**LISTED RECORDS:**

========================================

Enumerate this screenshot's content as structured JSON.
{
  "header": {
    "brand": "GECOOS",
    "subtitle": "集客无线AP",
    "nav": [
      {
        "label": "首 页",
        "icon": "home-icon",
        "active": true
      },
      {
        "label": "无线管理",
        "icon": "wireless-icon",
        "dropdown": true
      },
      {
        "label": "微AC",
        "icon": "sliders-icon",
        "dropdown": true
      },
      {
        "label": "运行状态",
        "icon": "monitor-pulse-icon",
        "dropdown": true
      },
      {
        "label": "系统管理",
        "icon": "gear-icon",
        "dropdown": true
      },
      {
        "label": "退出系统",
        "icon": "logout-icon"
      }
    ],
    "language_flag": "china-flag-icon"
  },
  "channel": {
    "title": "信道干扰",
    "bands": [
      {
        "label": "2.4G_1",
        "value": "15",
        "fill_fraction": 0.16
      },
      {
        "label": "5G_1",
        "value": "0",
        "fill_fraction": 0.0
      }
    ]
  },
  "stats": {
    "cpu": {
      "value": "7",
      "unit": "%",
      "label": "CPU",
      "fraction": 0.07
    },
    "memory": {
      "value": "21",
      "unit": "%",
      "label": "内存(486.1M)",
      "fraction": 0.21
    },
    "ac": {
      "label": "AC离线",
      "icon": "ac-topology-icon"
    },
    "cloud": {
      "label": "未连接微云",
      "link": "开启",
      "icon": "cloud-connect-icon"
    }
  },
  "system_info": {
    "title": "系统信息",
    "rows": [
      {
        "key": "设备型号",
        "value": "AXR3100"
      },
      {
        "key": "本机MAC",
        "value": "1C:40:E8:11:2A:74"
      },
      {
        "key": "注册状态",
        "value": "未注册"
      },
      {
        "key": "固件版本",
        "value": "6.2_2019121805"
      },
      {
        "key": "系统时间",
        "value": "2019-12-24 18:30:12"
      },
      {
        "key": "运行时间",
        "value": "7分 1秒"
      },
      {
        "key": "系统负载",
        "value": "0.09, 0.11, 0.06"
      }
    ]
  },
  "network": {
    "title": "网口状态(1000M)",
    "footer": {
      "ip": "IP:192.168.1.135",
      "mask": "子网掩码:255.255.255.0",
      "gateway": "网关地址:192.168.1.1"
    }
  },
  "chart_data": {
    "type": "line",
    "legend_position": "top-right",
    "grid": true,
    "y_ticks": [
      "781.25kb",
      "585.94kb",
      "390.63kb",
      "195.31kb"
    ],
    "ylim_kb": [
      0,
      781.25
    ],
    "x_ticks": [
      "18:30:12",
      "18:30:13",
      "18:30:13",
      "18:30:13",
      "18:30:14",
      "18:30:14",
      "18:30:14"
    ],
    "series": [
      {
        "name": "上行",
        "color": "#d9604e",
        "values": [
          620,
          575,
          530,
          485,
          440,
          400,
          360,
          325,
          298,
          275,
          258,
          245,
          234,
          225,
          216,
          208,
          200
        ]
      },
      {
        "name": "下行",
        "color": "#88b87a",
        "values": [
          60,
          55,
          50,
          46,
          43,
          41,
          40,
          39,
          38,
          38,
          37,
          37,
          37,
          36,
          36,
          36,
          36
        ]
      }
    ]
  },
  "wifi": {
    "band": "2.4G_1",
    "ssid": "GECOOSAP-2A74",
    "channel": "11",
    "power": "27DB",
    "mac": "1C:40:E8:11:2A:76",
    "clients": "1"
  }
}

========================================

**REQUIREMENTS:** Find the lines holding "icon" and list every one.

**WRITTEN RESPONSE:**
        "icon": "home-icon",
        "icon": "wireless-icon",
        "icon": "sliders-icon",
        "icon": "monitor-pulse-icon",
        "icon": "gear-icon",
        "icon": "logout-icon"
    "language_flag": "china-flag-icon"
      "icon": "ac-topology-icon"
      "icon": "cloud-connect-icon"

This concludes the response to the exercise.